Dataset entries
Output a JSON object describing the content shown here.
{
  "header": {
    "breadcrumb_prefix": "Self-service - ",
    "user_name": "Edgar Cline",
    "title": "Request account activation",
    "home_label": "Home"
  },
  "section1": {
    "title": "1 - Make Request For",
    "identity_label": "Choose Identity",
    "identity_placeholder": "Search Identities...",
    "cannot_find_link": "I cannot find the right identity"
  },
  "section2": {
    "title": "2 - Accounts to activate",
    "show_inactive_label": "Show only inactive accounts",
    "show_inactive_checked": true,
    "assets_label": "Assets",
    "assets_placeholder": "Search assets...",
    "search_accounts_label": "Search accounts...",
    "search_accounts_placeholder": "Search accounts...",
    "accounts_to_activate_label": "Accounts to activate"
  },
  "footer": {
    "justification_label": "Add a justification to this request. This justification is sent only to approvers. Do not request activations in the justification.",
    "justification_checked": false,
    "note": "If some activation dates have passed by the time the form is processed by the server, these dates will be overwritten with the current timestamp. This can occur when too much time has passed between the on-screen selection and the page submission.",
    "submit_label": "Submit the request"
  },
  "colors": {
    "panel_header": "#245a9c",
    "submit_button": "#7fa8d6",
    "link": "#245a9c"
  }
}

## [Task instructions]
What is the number of lines in the records above that include the word "only"? Reply with that number and nothing more.

## [Final answer]
2